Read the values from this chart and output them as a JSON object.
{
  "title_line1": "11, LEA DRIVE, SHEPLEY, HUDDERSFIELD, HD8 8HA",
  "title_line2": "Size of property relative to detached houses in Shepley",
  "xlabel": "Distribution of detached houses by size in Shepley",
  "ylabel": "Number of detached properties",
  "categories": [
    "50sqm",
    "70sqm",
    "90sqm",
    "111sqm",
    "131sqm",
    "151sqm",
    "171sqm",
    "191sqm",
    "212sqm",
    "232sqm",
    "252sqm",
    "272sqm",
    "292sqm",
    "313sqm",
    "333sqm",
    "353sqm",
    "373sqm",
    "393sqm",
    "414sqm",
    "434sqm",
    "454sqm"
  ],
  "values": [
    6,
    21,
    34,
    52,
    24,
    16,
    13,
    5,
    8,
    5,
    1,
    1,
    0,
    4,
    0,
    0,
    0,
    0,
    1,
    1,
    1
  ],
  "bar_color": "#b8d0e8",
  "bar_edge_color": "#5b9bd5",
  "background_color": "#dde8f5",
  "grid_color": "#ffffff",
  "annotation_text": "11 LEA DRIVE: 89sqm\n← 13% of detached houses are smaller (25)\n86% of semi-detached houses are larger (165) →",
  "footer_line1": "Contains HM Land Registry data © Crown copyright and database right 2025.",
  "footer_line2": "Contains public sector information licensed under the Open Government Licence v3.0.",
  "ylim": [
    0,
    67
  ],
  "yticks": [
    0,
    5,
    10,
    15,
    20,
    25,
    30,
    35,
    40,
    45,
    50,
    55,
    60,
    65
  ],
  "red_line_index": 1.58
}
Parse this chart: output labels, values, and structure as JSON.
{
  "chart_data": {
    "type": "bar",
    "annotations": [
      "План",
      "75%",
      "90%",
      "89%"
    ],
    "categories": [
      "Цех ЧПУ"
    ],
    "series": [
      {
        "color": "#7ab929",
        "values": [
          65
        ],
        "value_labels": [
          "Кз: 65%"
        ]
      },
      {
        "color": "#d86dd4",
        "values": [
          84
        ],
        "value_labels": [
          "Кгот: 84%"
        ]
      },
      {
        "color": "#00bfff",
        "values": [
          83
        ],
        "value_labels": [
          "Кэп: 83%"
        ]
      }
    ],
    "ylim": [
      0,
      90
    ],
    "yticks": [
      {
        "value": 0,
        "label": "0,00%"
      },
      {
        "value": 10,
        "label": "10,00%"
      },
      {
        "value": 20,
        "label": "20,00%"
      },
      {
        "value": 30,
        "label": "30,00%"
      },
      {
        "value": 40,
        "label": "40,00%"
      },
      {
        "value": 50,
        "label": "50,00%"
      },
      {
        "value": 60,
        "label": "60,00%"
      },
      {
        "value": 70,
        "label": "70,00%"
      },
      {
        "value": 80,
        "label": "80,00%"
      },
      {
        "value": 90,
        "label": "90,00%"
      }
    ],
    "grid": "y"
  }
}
● ● ● ● ●
### WRITTEN REQUEST
Keep only the lines that hold the string "Contains", and copy them out.

### RESULT OF THE TASK
  "footer_line1": "Contains HM Land Registry data © Crown copyright and database right 2025.",
  "footer_line2": "Contains public sector information licensed under the Open Government Licence v3.0.",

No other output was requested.